* [What to produce]:
Review the material and extract every line in which the word "label" occurs.

* [Records to use]:
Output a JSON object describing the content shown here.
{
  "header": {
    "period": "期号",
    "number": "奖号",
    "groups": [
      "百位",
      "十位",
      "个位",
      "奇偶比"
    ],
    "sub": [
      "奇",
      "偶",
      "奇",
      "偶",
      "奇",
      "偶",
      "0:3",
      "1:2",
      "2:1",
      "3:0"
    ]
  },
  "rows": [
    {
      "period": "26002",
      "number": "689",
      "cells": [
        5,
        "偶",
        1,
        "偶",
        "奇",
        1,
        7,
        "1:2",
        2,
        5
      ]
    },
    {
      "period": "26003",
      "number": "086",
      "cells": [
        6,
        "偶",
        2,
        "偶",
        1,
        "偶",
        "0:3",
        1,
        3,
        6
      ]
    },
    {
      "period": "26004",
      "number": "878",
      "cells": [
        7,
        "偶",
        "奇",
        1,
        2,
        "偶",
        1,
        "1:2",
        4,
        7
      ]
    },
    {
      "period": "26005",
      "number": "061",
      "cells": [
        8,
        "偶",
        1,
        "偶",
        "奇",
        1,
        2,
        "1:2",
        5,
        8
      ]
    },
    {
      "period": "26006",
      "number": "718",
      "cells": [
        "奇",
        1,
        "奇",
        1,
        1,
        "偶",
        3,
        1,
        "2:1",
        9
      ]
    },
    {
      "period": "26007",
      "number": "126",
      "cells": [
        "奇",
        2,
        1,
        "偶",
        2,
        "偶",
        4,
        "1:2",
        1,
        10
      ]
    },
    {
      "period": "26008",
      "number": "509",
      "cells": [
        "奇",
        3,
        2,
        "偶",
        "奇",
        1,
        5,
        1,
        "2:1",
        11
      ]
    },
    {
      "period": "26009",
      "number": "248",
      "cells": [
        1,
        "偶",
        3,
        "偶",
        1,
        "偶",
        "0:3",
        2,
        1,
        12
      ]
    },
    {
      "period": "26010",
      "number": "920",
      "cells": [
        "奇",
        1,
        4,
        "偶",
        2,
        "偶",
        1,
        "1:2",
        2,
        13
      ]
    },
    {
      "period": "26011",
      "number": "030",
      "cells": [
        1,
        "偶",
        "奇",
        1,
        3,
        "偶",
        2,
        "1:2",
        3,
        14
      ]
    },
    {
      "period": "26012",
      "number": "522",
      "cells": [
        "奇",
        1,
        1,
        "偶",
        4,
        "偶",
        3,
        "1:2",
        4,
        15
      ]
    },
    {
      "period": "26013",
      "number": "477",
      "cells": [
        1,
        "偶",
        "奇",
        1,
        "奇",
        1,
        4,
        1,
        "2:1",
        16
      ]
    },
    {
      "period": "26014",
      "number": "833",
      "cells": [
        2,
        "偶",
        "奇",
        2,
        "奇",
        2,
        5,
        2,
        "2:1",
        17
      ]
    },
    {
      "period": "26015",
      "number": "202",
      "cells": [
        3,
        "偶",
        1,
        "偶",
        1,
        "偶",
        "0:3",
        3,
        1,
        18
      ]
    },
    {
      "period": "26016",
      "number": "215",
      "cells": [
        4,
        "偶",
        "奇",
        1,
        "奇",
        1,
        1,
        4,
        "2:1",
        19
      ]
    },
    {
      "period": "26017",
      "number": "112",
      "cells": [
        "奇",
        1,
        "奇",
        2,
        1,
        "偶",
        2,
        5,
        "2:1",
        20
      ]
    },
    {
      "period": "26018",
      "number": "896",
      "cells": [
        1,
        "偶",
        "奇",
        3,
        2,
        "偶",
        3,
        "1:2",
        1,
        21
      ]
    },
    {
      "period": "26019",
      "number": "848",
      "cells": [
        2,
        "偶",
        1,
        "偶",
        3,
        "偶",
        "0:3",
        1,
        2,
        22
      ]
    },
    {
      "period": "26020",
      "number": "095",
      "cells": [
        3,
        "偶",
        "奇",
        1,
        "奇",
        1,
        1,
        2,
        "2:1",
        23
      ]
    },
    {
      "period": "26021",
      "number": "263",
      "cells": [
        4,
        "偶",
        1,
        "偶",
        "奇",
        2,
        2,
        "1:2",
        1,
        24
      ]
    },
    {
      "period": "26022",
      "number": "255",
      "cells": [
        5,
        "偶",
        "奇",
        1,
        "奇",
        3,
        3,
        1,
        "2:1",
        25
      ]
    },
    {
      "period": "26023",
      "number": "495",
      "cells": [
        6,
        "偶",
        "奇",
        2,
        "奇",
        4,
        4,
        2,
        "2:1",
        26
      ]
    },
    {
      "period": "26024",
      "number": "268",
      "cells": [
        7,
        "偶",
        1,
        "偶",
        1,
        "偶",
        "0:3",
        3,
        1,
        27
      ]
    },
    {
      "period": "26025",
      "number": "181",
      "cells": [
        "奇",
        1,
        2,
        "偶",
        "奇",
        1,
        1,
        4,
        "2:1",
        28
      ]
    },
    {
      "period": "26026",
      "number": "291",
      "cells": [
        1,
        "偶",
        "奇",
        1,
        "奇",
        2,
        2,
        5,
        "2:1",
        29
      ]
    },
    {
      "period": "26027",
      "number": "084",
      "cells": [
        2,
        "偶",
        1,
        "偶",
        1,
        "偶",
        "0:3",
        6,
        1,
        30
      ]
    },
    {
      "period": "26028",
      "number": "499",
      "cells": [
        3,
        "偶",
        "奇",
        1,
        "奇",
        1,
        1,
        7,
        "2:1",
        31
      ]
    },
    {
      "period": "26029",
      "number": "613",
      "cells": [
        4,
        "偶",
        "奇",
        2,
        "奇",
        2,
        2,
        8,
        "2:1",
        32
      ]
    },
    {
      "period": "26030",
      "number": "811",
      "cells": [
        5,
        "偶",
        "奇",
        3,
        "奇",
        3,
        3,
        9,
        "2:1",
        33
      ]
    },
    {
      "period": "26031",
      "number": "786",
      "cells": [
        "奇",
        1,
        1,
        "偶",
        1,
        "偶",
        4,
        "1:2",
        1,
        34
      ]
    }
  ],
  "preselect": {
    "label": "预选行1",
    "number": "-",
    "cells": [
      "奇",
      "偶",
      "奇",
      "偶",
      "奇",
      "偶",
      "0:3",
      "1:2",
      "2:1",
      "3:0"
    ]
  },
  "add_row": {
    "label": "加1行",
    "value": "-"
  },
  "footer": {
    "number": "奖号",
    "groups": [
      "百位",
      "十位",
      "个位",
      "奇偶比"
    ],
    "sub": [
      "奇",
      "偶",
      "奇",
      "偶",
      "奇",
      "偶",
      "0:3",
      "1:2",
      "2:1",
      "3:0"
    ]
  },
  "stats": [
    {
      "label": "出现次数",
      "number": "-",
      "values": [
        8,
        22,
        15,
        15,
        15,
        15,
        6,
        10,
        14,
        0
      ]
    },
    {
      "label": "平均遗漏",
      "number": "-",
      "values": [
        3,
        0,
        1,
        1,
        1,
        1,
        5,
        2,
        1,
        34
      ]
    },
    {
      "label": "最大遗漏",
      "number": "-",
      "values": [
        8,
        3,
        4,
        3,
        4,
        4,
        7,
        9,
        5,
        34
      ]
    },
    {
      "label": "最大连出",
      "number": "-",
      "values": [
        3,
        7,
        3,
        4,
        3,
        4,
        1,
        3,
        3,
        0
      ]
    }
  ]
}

* [Response below]:
    "label": "预选行1",
    "label": "加1行",
      "label": "出现次数",
      "label": "平均遗漏",
      "label": "最大遗漏",
      "label": "最大连出",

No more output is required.